CONSEGNA —
Rispondi brevemente a ciascun punto in base all'articolo.
(a) Quanto pesava la bambina alla nascita?
(b) Quale medico ha aspirato il trombo dall'arteria?
(c) In quale reparto è stata trasferita la paziente dopo la stabilizzazione cardiologica?

TESTO FORNITO —

Era quasi alla 36esima settimana di gravidanza la giovane donna albanese che dopo essere stata operata al cuore, in seguito ad un grave infarto, ha partorito comunque la sua bambina di 2,430 kg.
Una storia incredibile e per fortuna a lieto fine, quella avvenuta all'ospedale "San Giovanni di Dio e Ruggi d'Aragona" di Salerno. Protagoniste della vicenda la donna che ha messo al mondo la sua nona figlia. Ma per lei si trattava della sedicesima gravidanza, visto che ha subìto anche sette aborti.
Arrivata in ospedale in condizioni critiche con un infarto cardiaco, è stata subito sottoposta ad un intervento complesso effettuato dalla dottoressa Adele Pierri, della Cardiologia Interventistica diretta dal dottore Cesare Baldi, la quale, è riuscita abilmente e con successo, ad aspirare un grosso trombo presente in un'arteria principale.
La paziente, in seguito, è stata stabilizzata dal punto di vista cardiologico e trasferita nel Reparto di Gravidanze a Rischio, diretto dal dottore Mario Polichetti, il quale insieme al dottore Francesco Marino (direttore dell' Ostetricia e Ginecologia ospedaliera), ha eseguito alla partoriente, un intervento di taglio cesareo per consentire la nascita della sua bambina.
Mamma e figlia stanno bene, testimoni entrambe che la collaborazione repentina tra medici, la professionalità di ognuno di loro, può salvare molte vite.

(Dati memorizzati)
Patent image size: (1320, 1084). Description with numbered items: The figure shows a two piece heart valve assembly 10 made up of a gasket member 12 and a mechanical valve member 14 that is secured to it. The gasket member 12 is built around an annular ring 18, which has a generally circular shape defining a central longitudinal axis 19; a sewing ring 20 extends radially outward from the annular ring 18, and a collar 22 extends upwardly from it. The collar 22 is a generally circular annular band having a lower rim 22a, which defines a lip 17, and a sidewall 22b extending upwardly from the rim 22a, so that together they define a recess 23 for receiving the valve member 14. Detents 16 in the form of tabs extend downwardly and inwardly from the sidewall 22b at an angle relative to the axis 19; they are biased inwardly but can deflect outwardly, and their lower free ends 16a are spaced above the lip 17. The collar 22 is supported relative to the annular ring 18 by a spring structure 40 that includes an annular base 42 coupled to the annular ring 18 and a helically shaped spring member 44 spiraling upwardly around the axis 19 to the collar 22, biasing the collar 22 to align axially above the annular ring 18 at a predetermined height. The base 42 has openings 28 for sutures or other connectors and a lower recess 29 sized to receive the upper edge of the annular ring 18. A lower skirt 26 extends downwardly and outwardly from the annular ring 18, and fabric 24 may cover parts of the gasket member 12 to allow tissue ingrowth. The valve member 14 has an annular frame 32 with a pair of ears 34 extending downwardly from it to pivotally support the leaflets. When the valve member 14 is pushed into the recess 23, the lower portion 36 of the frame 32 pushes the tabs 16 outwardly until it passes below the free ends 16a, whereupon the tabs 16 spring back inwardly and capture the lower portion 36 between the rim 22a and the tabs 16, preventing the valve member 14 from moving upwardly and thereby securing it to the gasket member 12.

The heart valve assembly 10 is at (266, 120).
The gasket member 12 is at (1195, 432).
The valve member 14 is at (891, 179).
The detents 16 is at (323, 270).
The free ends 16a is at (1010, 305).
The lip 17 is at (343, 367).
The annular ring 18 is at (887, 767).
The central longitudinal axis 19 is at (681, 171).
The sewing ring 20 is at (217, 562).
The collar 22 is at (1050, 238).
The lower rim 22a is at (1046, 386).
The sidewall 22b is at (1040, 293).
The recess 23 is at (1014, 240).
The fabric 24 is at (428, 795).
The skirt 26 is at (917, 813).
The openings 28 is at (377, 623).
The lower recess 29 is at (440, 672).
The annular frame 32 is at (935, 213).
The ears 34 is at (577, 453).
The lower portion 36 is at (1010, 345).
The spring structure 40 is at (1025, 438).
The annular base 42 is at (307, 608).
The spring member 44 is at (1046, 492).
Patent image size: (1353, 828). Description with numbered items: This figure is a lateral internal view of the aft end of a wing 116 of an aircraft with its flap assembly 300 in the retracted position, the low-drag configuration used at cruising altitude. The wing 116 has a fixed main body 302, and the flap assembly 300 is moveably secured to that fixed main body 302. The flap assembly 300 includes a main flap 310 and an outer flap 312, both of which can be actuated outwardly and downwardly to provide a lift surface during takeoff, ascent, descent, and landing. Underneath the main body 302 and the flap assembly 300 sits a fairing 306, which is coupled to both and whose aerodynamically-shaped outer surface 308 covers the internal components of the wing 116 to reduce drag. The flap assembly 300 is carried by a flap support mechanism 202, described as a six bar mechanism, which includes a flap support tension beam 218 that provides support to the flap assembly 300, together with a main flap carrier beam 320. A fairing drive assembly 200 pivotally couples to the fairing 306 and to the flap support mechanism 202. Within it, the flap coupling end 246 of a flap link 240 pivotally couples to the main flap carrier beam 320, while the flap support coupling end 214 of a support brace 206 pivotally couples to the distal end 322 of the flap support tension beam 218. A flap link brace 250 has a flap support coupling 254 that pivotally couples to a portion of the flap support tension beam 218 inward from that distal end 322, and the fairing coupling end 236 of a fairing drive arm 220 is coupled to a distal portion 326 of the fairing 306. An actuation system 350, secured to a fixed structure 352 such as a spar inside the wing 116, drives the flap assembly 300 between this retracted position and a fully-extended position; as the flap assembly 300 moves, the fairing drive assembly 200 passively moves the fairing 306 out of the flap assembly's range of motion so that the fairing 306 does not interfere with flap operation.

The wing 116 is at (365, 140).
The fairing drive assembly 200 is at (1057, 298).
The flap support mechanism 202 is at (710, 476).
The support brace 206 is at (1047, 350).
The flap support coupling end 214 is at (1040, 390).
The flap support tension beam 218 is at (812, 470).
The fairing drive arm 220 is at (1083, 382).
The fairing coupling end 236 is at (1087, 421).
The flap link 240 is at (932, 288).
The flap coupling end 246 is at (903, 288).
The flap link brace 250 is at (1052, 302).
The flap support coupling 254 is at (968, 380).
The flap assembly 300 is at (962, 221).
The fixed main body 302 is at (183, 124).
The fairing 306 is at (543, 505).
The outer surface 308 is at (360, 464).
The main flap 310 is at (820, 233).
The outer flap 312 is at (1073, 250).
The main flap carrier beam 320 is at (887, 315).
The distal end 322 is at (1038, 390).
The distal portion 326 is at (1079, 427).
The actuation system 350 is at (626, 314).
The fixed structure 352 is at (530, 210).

SOLUZIONE —
(a) 2,430 kg.
(b) La dottoressa Adele Pierri.
(c) Nel Reparto di Gravidanze a Rischio.